Element and box listings:

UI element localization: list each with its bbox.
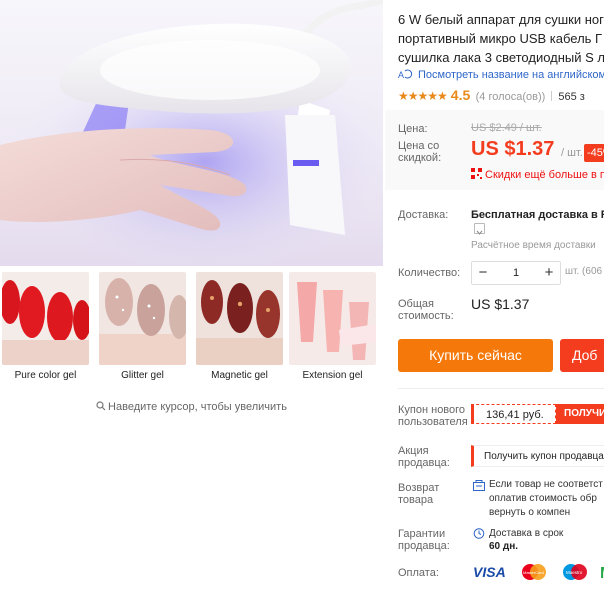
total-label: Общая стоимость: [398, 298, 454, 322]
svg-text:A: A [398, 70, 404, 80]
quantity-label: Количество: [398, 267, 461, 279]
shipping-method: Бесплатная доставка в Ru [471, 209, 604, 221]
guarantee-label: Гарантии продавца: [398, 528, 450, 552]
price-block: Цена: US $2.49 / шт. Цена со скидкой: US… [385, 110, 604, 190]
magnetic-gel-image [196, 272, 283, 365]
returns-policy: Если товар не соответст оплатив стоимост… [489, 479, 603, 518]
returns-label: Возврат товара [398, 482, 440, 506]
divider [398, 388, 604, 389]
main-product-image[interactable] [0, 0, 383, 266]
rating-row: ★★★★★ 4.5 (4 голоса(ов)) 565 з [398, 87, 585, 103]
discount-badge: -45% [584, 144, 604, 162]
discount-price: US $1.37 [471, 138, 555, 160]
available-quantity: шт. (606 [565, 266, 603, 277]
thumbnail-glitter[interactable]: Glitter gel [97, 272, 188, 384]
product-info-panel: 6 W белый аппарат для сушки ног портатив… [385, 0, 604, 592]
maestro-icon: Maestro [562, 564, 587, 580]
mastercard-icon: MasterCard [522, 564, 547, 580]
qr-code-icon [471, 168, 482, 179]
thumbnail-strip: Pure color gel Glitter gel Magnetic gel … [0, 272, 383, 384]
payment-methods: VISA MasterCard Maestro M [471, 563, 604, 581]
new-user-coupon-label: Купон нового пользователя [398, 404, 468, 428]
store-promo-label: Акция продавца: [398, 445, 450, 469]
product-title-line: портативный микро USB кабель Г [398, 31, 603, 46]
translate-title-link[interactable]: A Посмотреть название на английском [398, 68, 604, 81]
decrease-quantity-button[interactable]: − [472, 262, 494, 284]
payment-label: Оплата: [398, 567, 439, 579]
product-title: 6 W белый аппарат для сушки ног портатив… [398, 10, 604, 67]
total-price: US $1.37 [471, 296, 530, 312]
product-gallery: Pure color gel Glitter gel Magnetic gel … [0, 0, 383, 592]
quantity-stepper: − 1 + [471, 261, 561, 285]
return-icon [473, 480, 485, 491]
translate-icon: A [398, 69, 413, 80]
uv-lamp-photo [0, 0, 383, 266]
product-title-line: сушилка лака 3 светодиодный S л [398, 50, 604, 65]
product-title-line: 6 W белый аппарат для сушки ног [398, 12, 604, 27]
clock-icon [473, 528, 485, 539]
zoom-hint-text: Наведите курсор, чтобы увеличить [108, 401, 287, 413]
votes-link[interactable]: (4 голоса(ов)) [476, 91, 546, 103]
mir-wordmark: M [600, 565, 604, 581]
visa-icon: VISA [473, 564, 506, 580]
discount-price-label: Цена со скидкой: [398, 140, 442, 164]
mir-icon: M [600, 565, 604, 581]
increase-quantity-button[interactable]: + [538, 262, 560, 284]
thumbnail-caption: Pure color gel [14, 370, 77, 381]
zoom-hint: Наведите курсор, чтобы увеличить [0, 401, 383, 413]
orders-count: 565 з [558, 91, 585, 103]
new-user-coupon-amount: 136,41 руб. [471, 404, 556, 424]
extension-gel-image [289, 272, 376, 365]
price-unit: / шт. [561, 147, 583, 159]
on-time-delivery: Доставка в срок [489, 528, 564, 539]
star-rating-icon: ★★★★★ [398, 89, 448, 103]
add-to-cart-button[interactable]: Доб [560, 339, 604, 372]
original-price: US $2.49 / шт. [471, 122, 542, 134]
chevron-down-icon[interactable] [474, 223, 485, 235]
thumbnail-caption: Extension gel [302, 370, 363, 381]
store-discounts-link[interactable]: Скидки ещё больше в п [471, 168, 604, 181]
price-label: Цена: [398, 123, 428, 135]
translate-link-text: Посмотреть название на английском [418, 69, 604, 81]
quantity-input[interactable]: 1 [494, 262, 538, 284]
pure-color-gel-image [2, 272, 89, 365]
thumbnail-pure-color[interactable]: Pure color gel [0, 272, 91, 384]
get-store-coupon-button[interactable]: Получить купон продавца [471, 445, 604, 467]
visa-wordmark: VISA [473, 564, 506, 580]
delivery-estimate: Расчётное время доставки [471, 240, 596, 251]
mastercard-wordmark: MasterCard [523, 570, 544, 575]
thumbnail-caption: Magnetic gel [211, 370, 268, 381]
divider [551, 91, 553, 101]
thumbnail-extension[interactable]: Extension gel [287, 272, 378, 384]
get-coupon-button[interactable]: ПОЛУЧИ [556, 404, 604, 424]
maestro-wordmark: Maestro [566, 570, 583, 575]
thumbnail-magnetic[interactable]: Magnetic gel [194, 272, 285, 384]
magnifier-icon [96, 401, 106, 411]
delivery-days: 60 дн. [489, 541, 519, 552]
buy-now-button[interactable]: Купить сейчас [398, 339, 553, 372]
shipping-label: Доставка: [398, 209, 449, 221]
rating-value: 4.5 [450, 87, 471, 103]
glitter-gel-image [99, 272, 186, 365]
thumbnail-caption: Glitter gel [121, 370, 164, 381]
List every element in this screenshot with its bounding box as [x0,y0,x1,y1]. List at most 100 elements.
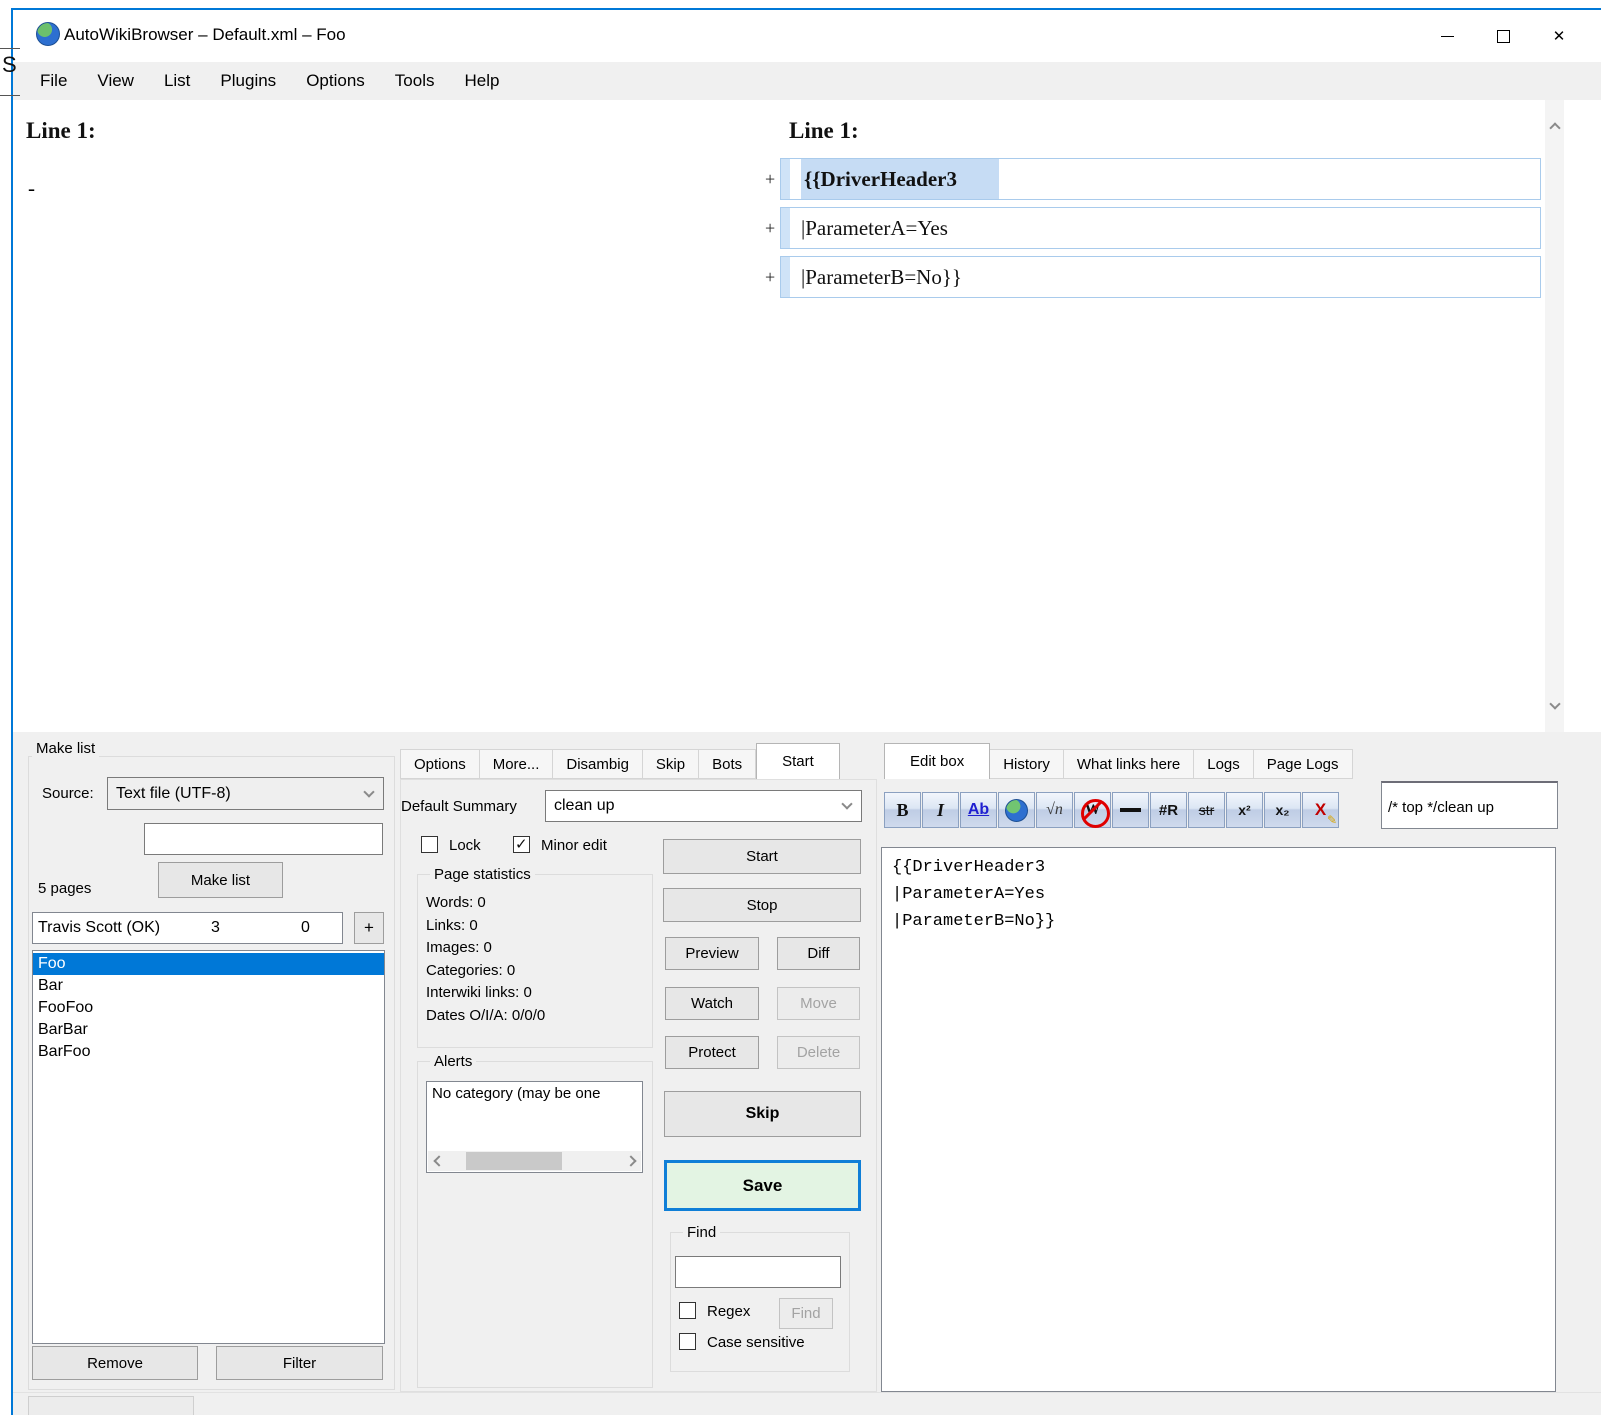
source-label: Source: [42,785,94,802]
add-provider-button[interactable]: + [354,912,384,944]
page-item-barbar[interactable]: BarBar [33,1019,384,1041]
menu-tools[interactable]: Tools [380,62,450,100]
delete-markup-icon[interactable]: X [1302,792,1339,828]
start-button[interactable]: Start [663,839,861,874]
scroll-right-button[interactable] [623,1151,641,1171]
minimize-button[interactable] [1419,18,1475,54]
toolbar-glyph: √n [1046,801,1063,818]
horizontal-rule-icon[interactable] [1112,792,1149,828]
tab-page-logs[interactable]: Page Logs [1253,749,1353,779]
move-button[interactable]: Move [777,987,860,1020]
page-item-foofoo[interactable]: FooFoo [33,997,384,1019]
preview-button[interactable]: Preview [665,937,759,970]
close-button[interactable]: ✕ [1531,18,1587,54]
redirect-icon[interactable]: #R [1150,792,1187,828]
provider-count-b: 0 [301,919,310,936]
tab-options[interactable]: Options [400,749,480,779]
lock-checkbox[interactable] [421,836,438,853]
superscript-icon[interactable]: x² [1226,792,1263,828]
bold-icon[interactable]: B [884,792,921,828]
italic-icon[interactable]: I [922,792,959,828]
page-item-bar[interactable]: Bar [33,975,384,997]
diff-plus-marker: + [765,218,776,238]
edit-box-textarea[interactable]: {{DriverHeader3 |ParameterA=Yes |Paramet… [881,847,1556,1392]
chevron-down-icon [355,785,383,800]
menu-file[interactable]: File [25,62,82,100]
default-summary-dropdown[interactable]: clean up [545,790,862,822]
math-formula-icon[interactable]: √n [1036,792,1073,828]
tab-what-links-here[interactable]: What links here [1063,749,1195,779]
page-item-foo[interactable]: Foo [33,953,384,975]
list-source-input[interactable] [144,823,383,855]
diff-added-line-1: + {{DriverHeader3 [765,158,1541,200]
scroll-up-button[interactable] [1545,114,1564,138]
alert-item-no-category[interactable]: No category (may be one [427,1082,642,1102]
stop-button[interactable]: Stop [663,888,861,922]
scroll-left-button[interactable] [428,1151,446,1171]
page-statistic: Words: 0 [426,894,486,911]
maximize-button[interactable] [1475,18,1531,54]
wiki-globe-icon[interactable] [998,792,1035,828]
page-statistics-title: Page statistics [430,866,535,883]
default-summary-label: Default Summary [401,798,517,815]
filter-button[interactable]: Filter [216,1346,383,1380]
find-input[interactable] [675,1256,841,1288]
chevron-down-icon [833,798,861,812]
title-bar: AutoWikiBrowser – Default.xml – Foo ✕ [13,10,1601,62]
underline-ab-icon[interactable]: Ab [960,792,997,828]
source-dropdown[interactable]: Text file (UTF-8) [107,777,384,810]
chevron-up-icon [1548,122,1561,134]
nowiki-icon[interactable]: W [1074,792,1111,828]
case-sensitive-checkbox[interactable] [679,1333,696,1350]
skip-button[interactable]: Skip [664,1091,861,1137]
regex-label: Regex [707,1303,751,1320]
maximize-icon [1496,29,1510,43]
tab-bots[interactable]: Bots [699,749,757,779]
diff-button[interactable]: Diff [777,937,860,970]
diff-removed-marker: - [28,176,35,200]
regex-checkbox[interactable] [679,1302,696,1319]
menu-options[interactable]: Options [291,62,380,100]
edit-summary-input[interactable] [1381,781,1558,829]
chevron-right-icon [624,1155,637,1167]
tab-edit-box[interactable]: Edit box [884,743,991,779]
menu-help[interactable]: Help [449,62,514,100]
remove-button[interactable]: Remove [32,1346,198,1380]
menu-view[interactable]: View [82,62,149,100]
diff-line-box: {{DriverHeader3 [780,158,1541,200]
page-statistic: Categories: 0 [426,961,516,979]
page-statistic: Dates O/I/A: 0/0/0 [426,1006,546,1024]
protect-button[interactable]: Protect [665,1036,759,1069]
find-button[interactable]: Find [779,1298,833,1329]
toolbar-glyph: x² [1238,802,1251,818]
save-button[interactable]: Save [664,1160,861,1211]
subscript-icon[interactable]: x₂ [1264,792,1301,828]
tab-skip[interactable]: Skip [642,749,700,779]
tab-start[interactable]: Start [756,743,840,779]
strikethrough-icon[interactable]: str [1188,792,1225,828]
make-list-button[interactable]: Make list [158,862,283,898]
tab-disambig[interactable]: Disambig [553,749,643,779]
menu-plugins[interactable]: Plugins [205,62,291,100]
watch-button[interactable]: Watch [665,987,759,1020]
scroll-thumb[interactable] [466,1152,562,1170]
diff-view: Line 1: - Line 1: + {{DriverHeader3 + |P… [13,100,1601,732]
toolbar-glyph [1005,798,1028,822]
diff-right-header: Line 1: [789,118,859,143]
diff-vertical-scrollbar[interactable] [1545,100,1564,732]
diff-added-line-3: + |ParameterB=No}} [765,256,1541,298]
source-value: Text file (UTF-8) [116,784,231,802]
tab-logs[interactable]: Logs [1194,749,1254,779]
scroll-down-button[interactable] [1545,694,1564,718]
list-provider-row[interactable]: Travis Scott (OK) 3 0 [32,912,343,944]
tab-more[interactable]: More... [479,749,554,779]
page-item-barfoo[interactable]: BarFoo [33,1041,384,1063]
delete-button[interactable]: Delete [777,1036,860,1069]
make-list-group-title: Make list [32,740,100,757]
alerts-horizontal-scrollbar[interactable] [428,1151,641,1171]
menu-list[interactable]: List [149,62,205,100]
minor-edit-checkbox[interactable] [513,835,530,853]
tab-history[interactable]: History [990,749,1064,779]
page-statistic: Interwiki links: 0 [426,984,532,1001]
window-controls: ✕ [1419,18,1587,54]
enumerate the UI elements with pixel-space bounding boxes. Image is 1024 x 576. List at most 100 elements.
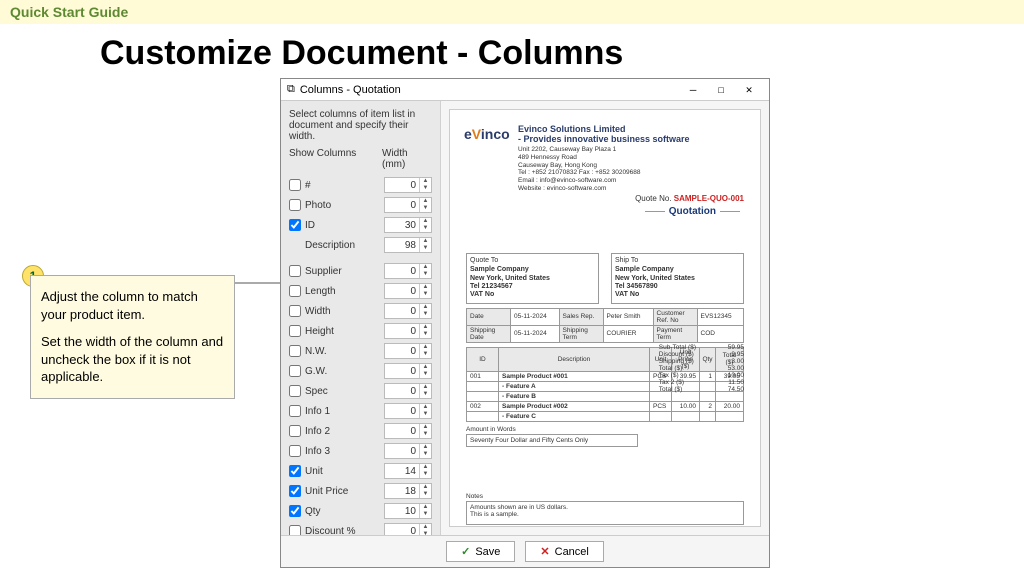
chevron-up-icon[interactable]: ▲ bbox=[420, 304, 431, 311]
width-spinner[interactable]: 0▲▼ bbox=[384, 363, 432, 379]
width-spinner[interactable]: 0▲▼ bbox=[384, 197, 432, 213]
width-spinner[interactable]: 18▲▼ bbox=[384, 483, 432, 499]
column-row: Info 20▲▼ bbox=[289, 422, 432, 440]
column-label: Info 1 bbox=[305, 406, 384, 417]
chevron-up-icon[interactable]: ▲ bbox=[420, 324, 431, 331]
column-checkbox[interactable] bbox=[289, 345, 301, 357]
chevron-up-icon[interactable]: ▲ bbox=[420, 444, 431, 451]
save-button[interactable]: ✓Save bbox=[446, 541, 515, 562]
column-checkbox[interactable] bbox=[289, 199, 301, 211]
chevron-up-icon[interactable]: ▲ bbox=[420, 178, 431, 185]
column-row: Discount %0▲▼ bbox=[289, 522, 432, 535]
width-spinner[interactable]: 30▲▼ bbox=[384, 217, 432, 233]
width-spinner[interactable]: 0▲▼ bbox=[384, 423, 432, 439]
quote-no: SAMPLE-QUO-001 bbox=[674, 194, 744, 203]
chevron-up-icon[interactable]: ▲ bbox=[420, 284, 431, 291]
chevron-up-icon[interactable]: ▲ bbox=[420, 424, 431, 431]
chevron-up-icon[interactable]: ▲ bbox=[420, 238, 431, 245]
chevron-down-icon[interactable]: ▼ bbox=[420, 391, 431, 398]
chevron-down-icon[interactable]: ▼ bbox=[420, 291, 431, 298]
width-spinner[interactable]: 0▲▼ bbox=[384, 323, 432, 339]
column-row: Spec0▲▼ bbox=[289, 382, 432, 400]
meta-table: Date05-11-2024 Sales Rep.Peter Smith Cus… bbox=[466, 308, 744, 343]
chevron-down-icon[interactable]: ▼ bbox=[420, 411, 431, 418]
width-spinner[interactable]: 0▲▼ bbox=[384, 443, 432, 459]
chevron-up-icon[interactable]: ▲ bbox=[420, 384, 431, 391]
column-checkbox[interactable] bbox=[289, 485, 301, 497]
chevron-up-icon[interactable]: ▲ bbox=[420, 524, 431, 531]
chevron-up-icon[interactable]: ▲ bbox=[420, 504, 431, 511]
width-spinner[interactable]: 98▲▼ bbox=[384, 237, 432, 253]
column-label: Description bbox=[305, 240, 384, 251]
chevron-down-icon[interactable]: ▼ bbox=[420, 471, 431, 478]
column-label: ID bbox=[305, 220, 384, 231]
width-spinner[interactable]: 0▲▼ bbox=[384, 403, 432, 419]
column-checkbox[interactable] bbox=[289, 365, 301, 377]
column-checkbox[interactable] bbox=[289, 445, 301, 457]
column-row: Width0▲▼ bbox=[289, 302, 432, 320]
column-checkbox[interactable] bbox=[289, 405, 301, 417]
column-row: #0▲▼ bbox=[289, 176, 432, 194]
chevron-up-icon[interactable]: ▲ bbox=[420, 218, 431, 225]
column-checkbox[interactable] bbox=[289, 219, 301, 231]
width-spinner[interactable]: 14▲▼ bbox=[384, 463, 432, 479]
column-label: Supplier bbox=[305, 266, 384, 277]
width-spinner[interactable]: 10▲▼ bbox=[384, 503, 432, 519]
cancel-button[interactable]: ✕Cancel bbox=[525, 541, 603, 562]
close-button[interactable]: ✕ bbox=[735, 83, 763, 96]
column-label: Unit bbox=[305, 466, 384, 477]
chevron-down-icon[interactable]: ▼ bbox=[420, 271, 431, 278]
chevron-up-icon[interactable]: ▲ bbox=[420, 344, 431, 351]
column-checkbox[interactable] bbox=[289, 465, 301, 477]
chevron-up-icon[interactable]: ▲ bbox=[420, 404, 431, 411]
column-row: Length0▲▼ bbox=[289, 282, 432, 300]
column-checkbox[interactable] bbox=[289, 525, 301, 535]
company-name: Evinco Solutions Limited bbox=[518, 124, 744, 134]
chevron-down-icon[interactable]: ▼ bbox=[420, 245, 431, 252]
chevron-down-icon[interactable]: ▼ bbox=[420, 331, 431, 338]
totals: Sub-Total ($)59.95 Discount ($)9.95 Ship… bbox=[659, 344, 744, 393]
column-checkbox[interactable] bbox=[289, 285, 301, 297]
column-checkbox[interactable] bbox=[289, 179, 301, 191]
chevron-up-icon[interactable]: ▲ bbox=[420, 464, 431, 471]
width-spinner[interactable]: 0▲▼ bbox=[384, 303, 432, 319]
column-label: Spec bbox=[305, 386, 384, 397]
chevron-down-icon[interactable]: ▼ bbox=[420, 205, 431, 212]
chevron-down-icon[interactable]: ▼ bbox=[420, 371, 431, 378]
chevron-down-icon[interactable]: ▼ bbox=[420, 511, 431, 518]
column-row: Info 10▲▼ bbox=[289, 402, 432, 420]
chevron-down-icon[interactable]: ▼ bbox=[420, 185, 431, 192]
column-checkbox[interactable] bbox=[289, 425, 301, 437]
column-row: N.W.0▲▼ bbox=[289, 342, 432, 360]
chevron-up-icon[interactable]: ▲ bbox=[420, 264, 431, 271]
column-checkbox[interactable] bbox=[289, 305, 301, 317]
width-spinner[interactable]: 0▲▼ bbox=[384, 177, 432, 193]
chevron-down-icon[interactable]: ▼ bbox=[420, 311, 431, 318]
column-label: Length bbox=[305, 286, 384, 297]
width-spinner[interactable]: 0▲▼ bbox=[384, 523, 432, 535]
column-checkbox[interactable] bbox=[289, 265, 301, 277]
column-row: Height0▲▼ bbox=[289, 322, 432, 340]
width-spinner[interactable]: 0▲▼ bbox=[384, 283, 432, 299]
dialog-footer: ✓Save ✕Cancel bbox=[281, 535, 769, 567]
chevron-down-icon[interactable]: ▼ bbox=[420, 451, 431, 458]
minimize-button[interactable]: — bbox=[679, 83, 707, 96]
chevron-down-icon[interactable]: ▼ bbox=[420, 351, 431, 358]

# WHAT IS NEEDED
Output, as a numbered list, the lines from the one containing "source-label: Source: [42,785,94,802]" through the one containing "math-formula-icon[interactable]: √n [1036,792,1073,828]", with both of those included and any blank lines left out.

# ANSWER TO THE PROBLEM
1. source-label: Source: [42,785,94,802]
2. add-provider-button[interactable]: + [354,912,384,944]
3. page-item-barbar[interactable]: BarBar [33,1019,384,1041]
4. menu-tools[interactable]: Tools [380,62,450,100]
5. delete-markup-icon[interactable]: X [1302,792,1339,828]
6. start-button[interactable]: Start [663,839,861,874]
7. scroll-right-button[interactable] [623,1151,641,1171]
8. minimize-button[interactable] [1419,18,1475,54]
9. toolbar-glyph: √n [1046,801,1063,818]
10. horizontal-rule-icon[interactable] [1112,792,1149,828]
11. tab-page-logs[interactable]: Page Logs [1253,749,1353,779]
12. move-button[interactable]: Move [777,987,860,1020]
13. page-item-foofoo[interactable]: FooFoo [33,997,384,1019]
14. preview-button[interactable]: Preview [665,937,759,970]
15. close-button[interactable]: ✕ [1531,18,1587,54]
16. redirect-icon[interactable]: #R [1150,792,1187,828]
17. provider-count-b: 0 [301,919,310,936]
18. tab-options[interactable]: Options [400,749,480,779]
19. lock-checkbox[interactable] [421,836,438,853]
20. superscript-icon[interactable]: x² [1226,792,1263,828]
21. bold-icon[interactable]: B [884,792,921,828]
22. italic-icon[interactable]: I [922,792,959,828]
23. page-item-bar[interactable]: Bar [33,975,384,997]
24. diff-plus-marker: + [765,218,776,238]
25. edit-box-textarea[interactable]: {{DriverHeader3 |ParameterA=Yes |Paramet… [881,847,1556,1392]
26. chevron-down-icon [355,785,383,800]
27. menu-file[interactable]: File [25,62,82,100]
28. default-summary-dropdown[interactable]: clean up [545,790,862,822]
29. math-formula-icon[interactable]: √n [1036,792,1073,828]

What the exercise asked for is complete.